Write out every line below that includes the word "General".

[Saved entries]
:::::

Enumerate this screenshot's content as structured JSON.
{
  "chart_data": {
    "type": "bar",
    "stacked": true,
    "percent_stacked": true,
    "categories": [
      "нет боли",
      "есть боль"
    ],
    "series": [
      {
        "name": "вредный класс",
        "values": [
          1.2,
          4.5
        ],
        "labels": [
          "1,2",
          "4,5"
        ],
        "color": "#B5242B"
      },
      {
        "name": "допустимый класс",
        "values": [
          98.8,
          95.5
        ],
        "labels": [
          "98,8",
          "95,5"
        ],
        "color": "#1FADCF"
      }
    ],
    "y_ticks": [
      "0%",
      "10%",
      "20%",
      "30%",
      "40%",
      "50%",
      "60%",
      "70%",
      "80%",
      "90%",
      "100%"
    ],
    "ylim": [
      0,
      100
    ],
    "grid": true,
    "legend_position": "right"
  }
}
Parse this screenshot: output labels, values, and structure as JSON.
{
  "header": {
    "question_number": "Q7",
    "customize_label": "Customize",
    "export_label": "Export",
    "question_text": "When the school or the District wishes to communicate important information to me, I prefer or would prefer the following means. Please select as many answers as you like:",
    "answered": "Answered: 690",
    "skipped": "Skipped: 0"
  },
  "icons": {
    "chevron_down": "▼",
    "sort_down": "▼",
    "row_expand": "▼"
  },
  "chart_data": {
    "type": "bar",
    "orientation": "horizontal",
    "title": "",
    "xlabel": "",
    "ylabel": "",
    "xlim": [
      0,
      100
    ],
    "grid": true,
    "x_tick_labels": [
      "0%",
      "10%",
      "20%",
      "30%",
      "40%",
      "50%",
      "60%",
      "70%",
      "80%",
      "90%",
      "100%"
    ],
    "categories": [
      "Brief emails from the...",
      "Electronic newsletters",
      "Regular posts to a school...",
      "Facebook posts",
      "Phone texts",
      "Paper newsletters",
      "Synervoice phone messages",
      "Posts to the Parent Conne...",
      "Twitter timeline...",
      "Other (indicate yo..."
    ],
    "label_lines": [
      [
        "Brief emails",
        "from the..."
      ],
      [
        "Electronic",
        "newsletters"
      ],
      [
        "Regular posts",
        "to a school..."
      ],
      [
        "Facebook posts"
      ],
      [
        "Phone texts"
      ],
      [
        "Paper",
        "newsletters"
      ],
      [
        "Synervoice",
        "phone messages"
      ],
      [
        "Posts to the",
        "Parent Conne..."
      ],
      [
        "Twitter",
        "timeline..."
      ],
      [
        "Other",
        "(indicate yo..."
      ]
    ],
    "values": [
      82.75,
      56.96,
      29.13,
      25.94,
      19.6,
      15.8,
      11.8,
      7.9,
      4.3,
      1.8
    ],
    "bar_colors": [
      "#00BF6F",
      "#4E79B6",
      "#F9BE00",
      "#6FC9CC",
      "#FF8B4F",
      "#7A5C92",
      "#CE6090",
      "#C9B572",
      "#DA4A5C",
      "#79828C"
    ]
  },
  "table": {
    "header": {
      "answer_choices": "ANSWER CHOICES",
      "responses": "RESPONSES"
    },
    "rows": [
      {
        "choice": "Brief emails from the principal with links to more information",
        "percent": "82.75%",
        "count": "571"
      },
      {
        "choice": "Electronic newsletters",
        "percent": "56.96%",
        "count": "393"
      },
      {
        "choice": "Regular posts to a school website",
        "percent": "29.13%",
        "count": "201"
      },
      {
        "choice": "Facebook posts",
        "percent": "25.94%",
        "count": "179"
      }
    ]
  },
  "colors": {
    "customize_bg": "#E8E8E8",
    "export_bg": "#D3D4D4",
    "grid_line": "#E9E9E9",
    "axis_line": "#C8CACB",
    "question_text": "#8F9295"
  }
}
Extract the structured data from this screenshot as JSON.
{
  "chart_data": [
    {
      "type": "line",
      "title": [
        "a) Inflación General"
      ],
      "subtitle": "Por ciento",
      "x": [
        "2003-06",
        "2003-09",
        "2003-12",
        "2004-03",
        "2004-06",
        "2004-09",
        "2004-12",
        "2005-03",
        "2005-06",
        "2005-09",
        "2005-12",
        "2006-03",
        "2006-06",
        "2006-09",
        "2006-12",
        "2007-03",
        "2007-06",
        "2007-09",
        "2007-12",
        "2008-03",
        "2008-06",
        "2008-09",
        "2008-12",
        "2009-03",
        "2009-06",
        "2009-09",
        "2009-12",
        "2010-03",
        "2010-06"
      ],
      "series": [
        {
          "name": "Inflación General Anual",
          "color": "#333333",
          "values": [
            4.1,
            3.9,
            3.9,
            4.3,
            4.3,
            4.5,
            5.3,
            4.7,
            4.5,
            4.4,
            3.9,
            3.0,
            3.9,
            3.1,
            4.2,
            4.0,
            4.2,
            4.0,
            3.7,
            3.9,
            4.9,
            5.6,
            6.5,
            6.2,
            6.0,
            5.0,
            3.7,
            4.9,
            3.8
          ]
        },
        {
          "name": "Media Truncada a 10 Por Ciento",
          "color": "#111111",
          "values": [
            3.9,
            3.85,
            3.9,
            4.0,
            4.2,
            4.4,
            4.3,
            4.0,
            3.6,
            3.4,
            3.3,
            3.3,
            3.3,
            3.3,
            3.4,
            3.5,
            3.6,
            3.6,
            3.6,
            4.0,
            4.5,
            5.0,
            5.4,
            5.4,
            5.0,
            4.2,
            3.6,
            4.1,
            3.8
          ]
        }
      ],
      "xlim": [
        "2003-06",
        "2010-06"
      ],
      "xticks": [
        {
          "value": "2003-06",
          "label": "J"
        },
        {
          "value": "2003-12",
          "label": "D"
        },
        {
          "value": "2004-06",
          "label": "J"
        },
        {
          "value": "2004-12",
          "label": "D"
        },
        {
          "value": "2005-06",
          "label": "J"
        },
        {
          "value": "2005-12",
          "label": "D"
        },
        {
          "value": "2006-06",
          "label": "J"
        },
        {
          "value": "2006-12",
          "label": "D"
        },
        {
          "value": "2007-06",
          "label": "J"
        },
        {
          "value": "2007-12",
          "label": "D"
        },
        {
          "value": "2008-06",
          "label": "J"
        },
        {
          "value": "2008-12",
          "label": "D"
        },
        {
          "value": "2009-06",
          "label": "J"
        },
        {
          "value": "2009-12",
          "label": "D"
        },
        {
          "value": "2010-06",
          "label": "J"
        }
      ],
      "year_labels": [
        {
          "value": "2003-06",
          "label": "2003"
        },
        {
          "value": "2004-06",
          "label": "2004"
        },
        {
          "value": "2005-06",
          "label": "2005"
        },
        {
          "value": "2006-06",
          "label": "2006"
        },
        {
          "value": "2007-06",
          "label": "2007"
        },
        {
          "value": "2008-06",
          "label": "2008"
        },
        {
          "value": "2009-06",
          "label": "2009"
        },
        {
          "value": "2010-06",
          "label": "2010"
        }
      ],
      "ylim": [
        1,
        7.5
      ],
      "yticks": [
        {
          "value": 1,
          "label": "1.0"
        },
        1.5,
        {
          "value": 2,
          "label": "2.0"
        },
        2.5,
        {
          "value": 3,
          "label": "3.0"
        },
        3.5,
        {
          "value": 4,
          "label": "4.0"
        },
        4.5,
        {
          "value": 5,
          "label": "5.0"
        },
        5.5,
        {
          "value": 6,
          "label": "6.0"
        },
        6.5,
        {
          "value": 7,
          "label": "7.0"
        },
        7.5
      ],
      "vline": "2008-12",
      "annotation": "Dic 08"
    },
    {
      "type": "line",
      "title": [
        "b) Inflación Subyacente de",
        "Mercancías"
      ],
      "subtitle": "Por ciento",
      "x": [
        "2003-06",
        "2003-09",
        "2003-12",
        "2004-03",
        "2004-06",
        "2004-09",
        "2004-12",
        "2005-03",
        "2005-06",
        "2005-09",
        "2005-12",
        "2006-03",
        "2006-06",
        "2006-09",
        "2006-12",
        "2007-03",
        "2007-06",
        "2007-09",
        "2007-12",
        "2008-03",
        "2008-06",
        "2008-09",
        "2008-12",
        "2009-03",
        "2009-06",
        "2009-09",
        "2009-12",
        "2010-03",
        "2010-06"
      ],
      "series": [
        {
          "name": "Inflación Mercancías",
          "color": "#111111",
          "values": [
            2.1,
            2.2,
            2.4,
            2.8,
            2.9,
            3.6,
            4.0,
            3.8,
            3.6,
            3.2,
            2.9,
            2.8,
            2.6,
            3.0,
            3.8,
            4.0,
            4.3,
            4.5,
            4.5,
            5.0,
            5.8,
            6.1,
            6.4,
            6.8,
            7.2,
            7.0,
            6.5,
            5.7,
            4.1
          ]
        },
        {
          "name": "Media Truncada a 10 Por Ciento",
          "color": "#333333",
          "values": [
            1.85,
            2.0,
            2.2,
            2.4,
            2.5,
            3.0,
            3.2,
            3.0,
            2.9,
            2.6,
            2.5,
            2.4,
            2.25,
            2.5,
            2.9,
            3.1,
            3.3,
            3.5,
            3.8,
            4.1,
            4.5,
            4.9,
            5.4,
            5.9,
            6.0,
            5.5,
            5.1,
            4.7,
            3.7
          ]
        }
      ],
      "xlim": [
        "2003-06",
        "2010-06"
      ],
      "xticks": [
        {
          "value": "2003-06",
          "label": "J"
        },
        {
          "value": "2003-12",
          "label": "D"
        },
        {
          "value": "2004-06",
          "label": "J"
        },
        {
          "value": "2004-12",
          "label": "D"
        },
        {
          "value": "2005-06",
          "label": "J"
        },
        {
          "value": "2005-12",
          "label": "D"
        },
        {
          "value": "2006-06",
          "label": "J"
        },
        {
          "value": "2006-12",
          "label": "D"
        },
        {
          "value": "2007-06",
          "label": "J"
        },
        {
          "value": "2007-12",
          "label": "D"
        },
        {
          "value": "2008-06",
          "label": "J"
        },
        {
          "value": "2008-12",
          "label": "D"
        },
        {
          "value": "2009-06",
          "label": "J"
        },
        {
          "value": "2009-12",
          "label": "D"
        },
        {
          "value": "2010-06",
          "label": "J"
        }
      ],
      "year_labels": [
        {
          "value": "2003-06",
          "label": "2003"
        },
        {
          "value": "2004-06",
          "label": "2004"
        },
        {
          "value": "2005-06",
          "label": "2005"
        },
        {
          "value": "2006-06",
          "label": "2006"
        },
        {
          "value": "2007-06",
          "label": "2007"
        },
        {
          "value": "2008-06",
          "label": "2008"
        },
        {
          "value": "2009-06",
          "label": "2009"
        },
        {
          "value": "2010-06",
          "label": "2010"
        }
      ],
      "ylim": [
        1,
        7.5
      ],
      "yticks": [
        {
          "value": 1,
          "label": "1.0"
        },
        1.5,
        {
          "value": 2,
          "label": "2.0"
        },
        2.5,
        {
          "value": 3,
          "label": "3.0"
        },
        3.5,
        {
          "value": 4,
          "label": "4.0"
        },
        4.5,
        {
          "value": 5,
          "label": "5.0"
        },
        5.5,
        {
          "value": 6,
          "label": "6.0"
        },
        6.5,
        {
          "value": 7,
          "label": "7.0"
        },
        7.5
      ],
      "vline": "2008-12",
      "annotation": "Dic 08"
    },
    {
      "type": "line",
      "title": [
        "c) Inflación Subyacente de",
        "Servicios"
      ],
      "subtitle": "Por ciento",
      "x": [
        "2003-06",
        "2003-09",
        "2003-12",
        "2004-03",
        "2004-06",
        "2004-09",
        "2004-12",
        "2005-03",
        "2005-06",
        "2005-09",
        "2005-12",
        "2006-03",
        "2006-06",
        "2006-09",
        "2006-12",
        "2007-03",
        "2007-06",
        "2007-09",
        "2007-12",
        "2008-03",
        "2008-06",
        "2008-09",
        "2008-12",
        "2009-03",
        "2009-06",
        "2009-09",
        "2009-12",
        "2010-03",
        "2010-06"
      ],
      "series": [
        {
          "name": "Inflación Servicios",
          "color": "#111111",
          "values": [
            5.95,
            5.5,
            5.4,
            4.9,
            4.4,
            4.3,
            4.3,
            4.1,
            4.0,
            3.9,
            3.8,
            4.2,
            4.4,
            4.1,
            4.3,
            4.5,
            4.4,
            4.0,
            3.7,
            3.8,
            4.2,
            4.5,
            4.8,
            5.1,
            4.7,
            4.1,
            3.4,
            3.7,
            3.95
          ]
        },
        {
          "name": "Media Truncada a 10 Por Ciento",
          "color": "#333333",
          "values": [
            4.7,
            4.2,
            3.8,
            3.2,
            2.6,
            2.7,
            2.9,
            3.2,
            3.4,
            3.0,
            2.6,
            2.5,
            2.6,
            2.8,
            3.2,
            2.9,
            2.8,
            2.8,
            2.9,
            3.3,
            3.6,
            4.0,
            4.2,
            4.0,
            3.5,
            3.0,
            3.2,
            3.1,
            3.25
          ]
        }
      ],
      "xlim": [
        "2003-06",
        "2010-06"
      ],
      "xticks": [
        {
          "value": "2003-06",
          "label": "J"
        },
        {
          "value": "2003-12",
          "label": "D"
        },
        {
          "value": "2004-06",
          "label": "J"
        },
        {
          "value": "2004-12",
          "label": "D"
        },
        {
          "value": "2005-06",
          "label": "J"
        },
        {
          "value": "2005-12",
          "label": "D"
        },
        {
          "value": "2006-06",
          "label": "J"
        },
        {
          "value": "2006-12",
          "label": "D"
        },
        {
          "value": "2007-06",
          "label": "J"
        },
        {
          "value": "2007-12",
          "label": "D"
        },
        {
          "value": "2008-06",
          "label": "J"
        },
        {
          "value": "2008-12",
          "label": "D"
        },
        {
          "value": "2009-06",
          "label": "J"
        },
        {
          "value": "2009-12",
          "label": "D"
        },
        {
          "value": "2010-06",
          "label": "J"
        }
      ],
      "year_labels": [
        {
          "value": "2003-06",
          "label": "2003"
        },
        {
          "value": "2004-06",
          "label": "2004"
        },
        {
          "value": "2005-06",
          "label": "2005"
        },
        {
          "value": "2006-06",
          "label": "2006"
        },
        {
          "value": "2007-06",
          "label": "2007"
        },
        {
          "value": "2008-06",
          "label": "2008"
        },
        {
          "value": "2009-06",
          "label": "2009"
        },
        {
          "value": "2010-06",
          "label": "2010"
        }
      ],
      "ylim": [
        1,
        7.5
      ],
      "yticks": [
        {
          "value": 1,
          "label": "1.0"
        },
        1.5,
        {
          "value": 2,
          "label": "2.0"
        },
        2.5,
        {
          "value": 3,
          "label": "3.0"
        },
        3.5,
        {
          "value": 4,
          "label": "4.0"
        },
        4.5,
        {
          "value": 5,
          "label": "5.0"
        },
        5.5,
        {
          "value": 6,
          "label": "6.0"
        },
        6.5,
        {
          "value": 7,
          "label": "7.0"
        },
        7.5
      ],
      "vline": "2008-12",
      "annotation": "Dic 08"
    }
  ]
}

:::::

RESULT OF THIS TASK:
        "a) Inflación General"
          "name": "Inflación General Anual",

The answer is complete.